▶ Prompt: Determine how many lines below hold the string "Century". Reply with the number alone.

[Saved data entries]
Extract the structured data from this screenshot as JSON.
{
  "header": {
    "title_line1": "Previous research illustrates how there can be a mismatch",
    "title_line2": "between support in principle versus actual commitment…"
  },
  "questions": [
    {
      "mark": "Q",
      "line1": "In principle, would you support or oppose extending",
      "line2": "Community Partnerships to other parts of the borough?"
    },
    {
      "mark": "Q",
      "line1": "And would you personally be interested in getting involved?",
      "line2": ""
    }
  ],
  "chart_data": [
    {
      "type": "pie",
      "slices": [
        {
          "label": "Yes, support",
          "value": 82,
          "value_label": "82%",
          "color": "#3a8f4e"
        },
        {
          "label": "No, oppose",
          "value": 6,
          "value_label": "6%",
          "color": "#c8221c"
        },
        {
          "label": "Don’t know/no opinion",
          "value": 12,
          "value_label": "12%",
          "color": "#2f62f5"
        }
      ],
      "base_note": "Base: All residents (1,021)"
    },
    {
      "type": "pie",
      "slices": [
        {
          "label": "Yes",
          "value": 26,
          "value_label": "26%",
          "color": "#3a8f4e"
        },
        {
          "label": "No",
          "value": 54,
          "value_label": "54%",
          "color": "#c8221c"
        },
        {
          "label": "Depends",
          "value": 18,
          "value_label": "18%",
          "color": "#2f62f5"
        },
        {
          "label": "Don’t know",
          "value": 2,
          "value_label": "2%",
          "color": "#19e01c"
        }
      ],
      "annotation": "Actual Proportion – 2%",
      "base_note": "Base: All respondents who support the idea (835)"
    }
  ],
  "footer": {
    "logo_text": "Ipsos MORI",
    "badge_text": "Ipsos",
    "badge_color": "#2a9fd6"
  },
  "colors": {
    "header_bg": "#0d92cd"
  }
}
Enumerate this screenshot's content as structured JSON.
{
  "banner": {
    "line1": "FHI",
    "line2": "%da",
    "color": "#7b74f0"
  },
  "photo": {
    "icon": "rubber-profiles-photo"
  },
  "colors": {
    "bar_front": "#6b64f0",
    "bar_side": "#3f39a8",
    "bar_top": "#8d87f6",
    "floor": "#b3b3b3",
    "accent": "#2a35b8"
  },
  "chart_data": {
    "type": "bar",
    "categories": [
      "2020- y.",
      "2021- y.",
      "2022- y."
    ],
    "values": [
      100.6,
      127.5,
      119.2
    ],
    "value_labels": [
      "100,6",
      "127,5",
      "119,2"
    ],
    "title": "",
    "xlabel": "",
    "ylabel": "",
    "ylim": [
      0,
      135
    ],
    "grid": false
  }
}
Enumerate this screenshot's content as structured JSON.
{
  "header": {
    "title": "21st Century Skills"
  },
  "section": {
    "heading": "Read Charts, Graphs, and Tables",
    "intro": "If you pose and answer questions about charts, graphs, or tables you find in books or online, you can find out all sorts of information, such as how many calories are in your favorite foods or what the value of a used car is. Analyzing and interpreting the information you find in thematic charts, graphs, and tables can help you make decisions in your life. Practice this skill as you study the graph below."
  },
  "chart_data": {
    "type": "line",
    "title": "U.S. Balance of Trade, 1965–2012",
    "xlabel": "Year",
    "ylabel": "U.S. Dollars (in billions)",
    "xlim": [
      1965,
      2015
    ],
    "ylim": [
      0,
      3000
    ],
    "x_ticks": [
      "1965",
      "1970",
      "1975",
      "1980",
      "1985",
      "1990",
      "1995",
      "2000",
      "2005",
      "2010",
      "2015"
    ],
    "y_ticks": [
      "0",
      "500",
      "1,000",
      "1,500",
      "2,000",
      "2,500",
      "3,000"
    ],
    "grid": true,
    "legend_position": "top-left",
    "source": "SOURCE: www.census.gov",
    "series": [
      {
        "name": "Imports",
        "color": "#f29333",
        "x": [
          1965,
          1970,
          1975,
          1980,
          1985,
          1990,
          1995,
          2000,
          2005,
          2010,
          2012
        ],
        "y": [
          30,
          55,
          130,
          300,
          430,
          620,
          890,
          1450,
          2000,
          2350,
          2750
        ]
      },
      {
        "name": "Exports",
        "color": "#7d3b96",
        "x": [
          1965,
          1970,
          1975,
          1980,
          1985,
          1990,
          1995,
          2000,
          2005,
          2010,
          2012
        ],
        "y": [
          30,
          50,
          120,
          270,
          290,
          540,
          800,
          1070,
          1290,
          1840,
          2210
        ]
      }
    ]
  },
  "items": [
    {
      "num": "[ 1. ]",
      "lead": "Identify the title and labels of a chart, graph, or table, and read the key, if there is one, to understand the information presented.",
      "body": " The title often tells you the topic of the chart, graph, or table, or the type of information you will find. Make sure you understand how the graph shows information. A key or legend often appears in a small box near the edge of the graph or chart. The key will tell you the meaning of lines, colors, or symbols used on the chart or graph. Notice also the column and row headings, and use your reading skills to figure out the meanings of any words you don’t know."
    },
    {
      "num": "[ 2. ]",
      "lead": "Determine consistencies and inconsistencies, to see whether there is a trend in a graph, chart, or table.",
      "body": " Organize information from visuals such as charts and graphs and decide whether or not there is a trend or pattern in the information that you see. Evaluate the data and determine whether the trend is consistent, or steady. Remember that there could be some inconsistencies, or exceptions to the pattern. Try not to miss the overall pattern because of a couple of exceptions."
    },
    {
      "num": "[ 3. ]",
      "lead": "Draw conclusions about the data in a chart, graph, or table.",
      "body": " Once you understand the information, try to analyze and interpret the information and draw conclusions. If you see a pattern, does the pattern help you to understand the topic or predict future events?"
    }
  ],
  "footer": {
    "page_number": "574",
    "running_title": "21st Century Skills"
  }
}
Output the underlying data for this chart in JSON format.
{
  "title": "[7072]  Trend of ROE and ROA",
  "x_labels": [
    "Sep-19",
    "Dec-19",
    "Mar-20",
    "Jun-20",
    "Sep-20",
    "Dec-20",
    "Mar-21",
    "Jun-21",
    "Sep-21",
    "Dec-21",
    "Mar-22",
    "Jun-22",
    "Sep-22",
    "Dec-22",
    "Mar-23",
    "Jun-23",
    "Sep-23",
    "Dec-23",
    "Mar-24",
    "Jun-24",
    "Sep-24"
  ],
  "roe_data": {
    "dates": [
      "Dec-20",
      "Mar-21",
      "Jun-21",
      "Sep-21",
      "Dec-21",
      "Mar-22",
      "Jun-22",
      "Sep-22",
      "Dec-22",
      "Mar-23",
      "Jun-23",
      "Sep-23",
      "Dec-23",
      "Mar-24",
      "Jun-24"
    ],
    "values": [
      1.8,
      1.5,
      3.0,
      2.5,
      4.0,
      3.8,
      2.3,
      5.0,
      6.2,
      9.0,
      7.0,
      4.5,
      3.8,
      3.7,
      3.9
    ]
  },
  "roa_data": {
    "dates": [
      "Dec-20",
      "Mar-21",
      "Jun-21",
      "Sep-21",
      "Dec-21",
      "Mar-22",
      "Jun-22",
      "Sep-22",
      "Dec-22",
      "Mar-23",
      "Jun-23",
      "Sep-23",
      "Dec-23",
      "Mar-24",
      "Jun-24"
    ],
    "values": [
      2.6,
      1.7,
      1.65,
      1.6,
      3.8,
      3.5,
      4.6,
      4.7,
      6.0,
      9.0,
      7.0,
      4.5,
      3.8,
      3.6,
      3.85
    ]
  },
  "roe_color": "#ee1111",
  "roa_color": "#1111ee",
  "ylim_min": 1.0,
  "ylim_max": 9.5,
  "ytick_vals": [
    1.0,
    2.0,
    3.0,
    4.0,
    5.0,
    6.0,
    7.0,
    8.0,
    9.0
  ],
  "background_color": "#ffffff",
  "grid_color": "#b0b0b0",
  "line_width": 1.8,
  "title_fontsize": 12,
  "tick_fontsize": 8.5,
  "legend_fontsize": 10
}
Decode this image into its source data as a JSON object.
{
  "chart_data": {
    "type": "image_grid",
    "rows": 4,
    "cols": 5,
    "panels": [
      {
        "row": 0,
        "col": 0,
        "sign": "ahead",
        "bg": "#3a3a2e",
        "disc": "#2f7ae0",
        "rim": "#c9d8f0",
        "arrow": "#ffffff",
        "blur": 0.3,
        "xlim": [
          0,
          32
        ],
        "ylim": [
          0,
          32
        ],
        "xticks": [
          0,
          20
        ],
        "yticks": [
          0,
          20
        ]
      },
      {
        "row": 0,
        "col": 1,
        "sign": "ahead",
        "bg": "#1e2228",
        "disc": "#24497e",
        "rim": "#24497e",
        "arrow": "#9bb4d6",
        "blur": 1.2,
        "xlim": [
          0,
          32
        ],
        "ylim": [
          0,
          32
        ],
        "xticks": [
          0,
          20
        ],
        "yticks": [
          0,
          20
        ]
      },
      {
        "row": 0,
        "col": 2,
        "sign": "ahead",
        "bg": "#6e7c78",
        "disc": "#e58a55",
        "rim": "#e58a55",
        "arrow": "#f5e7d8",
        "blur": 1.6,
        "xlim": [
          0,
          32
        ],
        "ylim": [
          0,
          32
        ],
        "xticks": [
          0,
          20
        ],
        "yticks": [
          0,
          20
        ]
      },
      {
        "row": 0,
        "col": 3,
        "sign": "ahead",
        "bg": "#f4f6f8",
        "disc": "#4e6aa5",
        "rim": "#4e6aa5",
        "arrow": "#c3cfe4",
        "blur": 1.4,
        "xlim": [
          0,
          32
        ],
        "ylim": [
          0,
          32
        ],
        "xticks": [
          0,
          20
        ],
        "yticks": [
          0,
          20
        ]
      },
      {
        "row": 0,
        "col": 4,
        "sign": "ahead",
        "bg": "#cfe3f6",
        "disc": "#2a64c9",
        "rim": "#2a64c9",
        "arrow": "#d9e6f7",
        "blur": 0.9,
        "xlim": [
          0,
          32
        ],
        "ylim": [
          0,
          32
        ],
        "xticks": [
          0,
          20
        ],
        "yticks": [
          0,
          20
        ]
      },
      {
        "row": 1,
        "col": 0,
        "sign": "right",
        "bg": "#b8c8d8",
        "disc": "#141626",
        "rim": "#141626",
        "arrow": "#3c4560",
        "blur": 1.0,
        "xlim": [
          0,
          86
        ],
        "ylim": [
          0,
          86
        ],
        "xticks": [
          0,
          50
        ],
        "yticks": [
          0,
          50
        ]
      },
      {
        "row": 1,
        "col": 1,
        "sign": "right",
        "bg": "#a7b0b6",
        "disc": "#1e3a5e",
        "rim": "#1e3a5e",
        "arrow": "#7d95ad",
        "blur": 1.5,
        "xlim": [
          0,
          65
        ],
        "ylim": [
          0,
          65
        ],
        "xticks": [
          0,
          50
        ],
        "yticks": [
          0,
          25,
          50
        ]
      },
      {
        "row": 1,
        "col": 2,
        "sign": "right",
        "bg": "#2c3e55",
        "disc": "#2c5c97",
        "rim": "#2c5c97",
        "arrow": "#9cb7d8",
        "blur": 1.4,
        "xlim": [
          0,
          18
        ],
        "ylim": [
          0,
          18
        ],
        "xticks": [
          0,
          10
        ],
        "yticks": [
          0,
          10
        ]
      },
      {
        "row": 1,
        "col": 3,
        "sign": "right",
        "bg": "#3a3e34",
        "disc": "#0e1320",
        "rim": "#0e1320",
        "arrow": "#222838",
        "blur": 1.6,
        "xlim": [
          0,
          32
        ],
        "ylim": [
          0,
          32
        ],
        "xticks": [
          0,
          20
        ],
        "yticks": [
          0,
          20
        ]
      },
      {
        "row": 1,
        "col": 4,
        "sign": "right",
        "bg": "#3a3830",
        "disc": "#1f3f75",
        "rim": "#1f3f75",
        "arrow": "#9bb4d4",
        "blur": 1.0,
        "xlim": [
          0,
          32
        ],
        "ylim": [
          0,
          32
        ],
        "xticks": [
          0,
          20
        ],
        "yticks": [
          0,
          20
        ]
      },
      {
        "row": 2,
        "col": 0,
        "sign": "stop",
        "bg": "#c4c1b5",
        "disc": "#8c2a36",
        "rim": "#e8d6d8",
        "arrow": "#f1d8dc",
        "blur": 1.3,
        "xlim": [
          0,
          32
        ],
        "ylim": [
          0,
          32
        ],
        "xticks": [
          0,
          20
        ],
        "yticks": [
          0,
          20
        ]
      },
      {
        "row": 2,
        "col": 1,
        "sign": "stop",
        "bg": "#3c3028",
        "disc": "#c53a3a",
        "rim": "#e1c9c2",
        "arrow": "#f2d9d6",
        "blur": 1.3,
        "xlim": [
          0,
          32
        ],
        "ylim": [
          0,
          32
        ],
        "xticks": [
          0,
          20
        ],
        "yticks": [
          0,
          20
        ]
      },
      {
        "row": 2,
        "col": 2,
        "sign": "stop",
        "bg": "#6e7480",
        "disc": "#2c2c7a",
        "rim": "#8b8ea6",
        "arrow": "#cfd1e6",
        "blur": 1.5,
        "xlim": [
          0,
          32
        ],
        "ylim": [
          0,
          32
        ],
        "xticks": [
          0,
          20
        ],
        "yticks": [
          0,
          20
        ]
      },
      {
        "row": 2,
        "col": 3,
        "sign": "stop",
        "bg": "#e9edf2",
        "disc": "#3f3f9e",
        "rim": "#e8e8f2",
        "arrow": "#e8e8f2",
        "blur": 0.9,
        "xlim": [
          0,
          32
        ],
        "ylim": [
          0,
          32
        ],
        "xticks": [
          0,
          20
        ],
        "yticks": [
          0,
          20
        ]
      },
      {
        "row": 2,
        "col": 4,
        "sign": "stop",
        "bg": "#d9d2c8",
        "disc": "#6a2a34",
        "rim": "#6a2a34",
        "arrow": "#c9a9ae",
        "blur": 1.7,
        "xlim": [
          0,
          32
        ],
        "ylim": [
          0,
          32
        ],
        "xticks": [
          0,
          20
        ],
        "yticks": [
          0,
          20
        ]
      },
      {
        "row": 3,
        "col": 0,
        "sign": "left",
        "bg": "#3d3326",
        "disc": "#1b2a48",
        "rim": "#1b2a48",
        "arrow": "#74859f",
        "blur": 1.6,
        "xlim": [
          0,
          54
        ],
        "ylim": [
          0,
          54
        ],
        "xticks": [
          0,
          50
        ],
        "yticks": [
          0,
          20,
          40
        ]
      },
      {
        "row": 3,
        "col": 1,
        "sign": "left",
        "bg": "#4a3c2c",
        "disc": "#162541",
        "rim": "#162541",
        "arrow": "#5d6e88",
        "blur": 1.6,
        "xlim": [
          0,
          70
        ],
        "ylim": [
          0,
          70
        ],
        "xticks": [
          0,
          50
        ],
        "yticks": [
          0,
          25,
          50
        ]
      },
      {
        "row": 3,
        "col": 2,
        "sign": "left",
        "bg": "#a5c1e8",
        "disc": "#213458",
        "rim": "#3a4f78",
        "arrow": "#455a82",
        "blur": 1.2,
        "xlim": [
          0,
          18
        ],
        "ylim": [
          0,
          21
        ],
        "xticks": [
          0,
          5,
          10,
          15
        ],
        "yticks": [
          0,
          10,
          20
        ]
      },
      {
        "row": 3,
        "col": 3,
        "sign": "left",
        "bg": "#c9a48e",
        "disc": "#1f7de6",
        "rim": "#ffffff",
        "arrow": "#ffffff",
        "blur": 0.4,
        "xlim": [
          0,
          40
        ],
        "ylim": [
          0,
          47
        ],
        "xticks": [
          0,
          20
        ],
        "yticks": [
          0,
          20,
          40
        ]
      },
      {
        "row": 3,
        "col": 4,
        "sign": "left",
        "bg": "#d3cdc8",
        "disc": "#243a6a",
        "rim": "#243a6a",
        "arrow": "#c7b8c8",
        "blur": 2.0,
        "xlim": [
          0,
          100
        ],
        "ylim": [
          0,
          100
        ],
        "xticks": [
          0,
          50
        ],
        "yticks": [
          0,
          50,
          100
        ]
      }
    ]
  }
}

▶ Task solution: 2